## Excerpt
**********

American insurance broker and politician (born 1956)

William C. Galvin (born October 18, 1956) is an American insurance broker and politician who represents the 6th Norfolk District in the Massachusetts House of Representatives. A member of the Democratic Party, he was first elected to the legislature in 1990.

== Political career ==
Galvin entered politics when he was elected to the Canton Board of Library Trustees, where he served from 1979 to 1987. He was then elected to the town's Board of Assessors, a position which he has held since 1987.

In 1990, with incumbent Representative John H. Flood retiring to run for governor, Galvin sought the Democratic nomination for the 6th Norfolk District. He won the primary with 57.4% of the vote and the general election with 44.4% against Canton Republican Avril T. Elkort.

== Committee Assignments ==
For the 2025-26 Session, Galvin sits on the following committees in the House:

- Chairperson, House Committee on Rules
- Chairperson, Joint Committee on Rules

For the 2015–16, 2017–18, 2019–20, 2021–22, and 2023-24 Session, Galvin sat on the following committees in the House:

- Chairperson, House Committee on Rules
- Chairperson, Joint Committee on Rules

For the 2011–12 and 2013-14 Session, Galvin sat on the following committees in the House:

- Chairperson, House Committee on Personnel and Administration

For the 2007-08 Session, Galvin sat on the following committees in the House:

- Vice Chair, Joint Committee on Elder Affairs
- Vice Chair, The Joint Committee on Children, Families and Persons with Disabilities
- House Ways and Means
- Joint Committee on Election Laws
- Joint Committee on Ways and Means
- The Joint Committee on Financial Services

For the 2005-06 Session, Galvin sat on the following committees in the House:

- Joint Committee on Bonding, Capital Expenditures and State Assets
- Joint Committee on Transportation
- The Joint Committee on Financial Services

For the 2001–02 and 2003-04 Session, Galvin sat on the following committees in the House:

- Vice Chair, Joint Committee on Insurance
- House Medicaid
- House Ways and Means
- Joint Committee on Health Care
- Joint committee on Ways and Means

For the 1997–98 and 1999-00 Session, Galvin sat on the following committees in the House:

- House Steering, Policy and Scheduling
- House Ways and Means
- Joint committee on Ways and Means

For the 1995-96 Session, Galvin sat on the following committees in the House:

- House Ethics
- House Ways and Means
- Joint Committee on Housing and Urban Development
- Joint committee on Ways and Means

For the 1993-94 Session, Galvin sat on the following committees in the House:

- House Ethics
- Joint Committee on Energy
- The Joint Committee on Banks and Banking
- Public records do not list his specific committee assignments from the 1991-92 session.

**********

Page layout parsing data:
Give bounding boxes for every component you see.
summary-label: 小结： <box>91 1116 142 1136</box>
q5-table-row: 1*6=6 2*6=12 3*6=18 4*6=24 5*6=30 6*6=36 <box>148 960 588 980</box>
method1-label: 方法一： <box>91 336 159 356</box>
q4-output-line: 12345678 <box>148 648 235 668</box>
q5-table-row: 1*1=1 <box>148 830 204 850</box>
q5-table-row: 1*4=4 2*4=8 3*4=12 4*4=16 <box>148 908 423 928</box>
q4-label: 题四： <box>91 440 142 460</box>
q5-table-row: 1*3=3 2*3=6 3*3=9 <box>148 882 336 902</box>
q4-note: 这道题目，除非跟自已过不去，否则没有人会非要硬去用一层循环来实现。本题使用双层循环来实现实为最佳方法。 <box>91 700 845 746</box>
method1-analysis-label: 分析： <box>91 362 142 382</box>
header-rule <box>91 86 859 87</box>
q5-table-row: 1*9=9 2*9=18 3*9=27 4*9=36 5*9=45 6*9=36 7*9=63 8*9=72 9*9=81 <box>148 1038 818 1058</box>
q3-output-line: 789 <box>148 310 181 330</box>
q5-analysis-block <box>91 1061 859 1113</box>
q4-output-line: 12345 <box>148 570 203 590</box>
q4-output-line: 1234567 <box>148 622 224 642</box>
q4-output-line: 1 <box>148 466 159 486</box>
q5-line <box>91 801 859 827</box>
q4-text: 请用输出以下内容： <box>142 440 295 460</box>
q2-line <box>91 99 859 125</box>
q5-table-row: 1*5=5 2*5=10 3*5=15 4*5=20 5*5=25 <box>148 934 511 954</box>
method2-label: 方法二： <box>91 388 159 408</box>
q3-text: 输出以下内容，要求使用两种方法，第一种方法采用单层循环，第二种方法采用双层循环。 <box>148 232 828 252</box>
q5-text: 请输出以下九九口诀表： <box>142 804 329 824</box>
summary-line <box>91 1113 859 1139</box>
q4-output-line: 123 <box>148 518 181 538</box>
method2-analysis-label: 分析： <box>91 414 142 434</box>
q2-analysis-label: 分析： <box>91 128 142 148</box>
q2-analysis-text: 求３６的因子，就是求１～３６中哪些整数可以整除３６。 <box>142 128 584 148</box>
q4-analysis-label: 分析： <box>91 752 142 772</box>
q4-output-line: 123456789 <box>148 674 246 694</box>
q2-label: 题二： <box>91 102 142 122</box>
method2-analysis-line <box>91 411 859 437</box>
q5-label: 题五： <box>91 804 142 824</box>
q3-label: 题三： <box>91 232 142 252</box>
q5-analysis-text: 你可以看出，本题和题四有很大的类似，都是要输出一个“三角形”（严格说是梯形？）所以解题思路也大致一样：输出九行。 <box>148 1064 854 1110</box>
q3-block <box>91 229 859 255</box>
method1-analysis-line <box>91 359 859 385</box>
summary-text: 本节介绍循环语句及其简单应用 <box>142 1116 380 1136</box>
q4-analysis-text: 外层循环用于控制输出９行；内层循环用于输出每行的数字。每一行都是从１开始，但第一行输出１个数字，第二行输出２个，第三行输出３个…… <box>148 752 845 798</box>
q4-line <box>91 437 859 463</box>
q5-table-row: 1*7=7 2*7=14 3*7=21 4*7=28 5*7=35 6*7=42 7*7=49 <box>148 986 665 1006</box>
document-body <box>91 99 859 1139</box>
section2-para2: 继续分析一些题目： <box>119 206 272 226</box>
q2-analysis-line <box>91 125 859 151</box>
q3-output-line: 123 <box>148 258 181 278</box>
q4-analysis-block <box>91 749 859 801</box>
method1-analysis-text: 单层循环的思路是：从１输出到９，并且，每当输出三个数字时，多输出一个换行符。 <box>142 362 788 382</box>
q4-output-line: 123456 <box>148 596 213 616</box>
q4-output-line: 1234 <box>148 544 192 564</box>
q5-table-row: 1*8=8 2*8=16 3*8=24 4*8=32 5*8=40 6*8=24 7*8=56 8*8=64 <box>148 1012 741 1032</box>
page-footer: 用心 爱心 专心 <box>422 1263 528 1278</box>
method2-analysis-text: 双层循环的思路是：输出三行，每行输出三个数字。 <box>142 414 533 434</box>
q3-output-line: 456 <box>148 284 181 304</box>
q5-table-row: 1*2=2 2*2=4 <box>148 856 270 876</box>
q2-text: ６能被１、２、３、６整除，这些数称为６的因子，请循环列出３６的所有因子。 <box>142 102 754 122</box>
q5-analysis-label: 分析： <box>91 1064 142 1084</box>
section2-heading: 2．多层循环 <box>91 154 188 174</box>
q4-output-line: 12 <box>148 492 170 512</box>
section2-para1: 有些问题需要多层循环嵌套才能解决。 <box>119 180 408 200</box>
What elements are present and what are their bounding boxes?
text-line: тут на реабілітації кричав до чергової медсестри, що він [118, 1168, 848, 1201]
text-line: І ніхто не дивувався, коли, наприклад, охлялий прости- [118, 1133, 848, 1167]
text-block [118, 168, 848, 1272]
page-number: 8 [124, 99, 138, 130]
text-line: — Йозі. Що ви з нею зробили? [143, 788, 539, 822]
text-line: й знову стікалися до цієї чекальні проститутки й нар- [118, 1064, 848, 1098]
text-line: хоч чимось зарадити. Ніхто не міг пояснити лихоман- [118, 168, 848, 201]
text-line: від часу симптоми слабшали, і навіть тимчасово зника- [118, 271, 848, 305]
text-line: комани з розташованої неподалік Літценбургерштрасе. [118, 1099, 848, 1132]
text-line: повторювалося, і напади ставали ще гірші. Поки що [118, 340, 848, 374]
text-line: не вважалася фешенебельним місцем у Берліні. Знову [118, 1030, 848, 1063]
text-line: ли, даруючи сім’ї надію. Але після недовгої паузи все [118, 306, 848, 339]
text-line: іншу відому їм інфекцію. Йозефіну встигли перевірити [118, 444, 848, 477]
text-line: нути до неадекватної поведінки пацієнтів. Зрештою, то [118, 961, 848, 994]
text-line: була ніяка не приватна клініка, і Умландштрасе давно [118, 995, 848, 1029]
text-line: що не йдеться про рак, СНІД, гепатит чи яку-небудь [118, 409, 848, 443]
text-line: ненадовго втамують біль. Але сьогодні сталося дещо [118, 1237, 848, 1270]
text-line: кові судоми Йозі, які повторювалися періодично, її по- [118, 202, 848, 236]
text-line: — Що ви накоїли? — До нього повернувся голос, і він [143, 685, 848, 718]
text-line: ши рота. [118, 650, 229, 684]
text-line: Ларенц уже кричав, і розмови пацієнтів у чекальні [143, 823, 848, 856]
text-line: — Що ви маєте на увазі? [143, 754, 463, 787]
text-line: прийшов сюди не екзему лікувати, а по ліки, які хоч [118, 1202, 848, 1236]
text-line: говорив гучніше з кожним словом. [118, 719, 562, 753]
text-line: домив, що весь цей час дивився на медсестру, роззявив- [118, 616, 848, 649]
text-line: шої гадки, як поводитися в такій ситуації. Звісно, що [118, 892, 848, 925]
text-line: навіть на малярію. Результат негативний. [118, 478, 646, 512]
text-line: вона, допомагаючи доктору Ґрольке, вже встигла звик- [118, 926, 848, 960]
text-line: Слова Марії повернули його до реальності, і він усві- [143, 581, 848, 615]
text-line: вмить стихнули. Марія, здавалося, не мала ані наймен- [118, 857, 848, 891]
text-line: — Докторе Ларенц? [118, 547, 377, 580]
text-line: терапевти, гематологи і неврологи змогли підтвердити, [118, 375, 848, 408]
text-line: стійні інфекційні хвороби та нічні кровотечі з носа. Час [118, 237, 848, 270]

**********

## Exercise instructions
**A)** According to the Galvin profile, during which years did Galvin serve on the Canton Board of Library Trustees?
**B)** State whether each statement agrees with the Galvin profile, answering yes or no and quoting the deciding words: (i) Galvin won the 1990 general election with 57.4% of the vote. (ii) John H. Flood left the seat to run for governor. (iii) In the 2005-06 Session, Galvin sat on the Joint Committee on Transportation.
**C)** Set down the part of the Galvin profile between "In 1990, with" and "Avril T. Elkort.", inclusive.
The data above stands apart from the Galvin profile and is separate material.

## Answers by item
**A)** From 1979 to 1987.

**B)**
(i) No: "He won the primary with 57.4% of the vote and the general election with 44.4%"
(ii) Yes: "with incumbent Representative John H. Flood retiring to run for governor"
(iii) Yes: "For the 2005-06 Session, Galvin sat on the following committees in the House:" lists "Joint Committee on Transportation"

**C)**
In 1990, with incumbent Representative John H. Flood retiring to run for governor, Galvin sought the Democratic nomination for the 6th Norfolk District. He won the primary with 57.4% of the vote and the general election with 44.4% against Canton Republican Avril T. Elkort.